= Objetivo del ejercicio =
Explica, según el fragmento, con qué fin es este un momento de arrepentimiento, de conversión, de oraciones y de gracia.

Por último, quisiera animar a todos los fieles, hermanos míos en Cristo:
¡no desesperen! Hagan suyo el acto de fe y confianza en Cristo Jesús nuestro
Salvador que hizo San Pablo en su segunda epístola a Timoteo, scio Cui credidi, sé a Quién he
creído, que he escogido como lema episcopal. Es un momento de arrepentimiento,
de conversión, de oraciones, de gracia, para preparar a la Iglesia, esposa del
Cordero, para combatir y ganar con María la batalla contra el dragón antiguo.
Scio Cui credidi (2 Tim 1:12)
En Ti, Jesús, mi único Señor, cifro mi entera confianza.
«Dios hace concurrir todas las cosas para bien de los que le aman» (Rom. 8,28)
Para
conmemorar mi ordenación episcopal el 26 de abril de 1992, a manos de Juan
Pablo II, elegí esta ilustración tomada de un mosaico de la basílica de San
Marcos en Venecia, que representa el milagro de la tormenta que calmó Jesús. Me
llamó poderosamente la atención que en la barca de San Pedro azotada por la
tempestad Jesús aparezca dos veces. Una, profundamente dormido en la proa
mientras Pedro trata de despertarle: «Maestro,
¿no te da cuidado de que perezcamos? Mientras tanto, los apóstoles,
aterrorizados, miraban para otro lado sin reparar en que Jesús estaba de pie a
espaldas de ellos, bendiciéndolos y garantizándoles que estaba al mando de la
embarcación: Despertando, mandó al viento y dijo al mar: Calla, enmudece… Y
luego les dijo: “¿Por qué teméis? ¿Aún no tenéis fe?”» (Mr. 4,38-40)

= Información proporcionada =
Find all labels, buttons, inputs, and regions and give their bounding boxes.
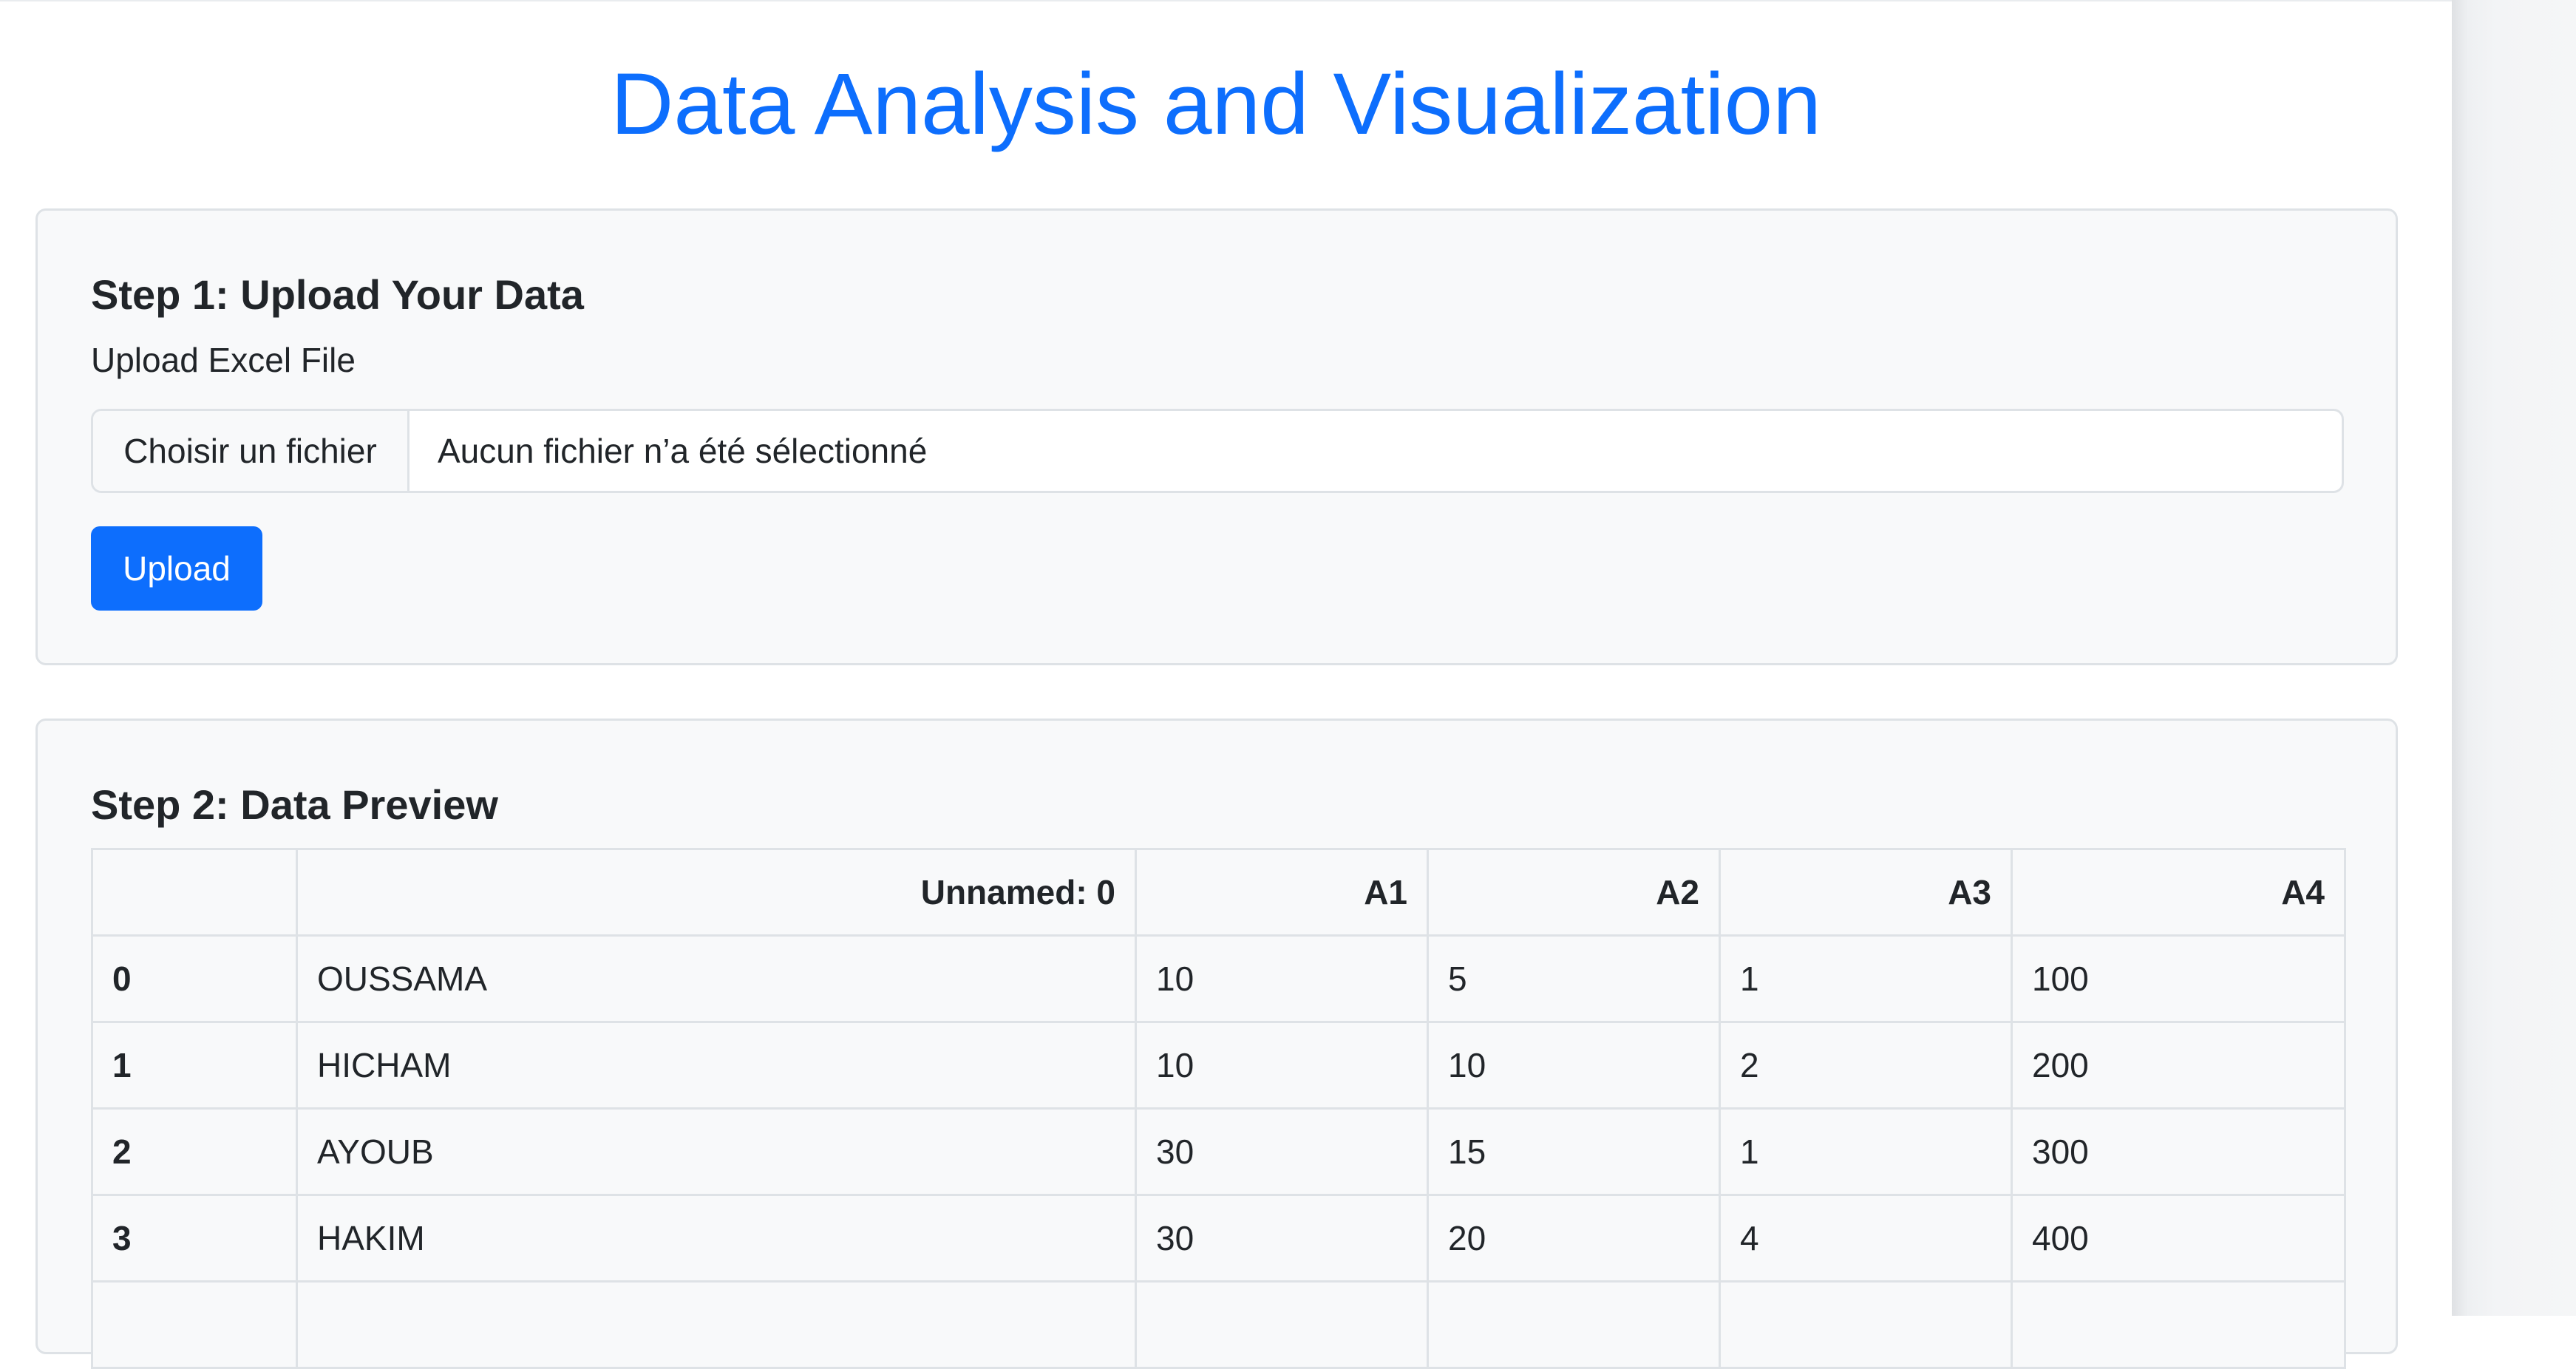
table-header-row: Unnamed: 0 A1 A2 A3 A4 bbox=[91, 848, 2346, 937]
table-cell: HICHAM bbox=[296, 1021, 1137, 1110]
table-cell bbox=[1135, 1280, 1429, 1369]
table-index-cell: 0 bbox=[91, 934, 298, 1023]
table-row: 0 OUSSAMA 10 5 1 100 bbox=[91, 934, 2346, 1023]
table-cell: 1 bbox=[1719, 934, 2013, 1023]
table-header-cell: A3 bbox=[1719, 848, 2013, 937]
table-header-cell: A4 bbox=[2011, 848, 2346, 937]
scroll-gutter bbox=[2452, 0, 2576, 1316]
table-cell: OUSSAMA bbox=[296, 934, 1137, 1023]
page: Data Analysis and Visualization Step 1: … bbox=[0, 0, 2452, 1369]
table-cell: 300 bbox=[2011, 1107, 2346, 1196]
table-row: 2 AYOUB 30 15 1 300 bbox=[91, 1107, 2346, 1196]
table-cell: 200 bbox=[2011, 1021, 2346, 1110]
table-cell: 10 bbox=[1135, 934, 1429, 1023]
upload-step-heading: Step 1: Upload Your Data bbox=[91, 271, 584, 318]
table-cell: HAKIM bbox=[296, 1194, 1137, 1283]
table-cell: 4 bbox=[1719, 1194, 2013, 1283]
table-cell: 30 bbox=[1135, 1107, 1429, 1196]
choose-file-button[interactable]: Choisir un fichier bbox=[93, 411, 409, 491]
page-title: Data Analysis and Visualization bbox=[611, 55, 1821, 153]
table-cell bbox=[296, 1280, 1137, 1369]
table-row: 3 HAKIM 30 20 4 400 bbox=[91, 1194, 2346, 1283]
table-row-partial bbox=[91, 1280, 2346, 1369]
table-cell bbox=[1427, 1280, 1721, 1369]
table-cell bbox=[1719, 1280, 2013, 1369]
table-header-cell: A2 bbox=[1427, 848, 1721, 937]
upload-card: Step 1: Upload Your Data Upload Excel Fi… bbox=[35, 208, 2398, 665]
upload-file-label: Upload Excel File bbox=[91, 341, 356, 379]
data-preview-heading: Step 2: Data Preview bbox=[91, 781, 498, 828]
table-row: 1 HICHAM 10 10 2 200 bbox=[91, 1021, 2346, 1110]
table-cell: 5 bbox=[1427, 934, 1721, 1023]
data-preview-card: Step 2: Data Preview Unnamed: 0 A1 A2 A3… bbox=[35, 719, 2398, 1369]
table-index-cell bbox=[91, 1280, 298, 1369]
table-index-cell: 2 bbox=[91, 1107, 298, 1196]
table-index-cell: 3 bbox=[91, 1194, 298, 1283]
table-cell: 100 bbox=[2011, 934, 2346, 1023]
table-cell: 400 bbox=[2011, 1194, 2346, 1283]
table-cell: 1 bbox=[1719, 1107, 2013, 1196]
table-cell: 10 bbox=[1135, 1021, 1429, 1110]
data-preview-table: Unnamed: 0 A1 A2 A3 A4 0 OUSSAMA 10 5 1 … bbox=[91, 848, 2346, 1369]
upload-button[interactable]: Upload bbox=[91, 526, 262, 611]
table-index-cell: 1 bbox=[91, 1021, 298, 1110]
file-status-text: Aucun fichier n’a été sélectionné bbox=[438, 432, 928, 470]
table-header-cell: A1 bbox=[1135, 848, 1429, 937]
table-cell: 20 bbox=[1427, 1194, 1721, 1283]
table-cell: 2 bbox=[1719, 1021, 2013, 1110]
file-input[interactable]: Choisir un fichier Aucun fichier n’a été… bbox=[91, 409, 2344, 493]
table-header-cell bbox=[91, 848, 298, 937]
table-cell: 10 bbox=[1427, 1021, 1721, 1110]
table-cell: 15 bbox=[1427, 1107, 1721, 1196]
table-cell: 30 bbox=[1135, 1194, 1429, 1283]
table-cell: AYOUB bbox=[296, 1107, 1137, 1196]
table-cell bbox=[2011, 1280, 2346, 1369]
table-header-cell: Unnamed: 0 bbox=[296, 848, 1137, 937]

= Respuesta correcta =
Es un momento para preparar a la Iglesia, esposa del Cordero, para combatir y ganar con María la batalla contra el dragón antiguo.